Gather all lines in the entries that include the word "depression".
-------- Provided material
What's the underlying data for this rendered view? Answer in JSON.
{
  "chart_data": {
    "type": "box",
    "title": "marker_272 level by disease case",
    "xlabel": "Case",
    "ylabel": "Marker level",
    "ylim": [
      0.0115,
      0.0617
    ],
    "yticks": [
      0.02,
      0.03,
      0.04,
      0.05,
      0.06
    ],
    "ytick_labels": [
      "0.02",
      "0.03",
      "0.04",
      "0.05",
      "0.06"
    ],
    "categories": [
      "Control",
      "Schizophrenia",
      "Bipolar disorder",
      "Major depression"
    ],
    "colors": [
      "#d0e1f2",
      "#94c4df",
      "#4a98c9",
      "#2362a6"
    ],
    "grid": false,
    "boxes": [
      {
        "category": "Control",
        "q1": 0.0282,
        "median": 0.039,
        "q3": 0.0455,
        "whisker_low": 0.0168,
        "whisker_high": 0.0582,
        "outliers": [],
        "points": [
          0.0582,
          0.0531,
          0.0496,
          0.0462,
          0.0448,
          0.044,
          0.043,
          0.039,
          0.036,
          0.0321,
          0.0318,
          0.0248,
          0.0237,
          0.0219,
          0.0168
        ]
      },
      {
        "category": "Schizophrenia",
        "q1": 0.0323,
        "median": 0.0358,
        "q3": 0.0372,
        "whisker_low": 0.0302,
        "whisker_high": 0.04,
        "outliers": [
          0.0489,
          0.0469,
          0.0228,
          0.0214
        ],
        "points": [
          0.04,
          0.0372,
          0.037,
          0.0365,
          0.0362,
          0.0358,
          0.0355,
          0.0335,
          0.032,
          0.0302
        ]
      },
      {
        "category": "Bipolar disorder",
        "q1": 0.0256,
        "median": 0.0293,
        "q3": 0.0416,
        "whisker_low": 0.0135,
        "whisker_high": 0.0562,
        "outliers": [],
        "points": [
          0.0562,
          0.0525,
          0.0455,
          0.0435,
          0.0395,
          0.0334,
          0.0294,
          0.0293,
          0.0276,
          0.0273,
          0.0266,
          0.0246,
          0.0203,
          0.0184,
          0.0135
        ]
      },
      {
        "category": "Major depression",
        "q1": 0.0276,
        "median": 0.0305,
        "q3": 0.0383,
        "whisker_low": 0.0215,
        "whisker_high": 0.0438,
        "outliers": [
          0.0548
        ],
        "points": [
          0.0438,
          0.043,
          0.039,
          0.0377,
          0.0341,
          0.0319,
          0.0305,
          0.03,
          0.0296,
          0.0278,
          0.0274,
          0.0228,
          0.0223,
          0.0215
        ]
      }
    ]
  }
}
----------------
## Exercise result:
      "Major depression"
        "category": "Major depression",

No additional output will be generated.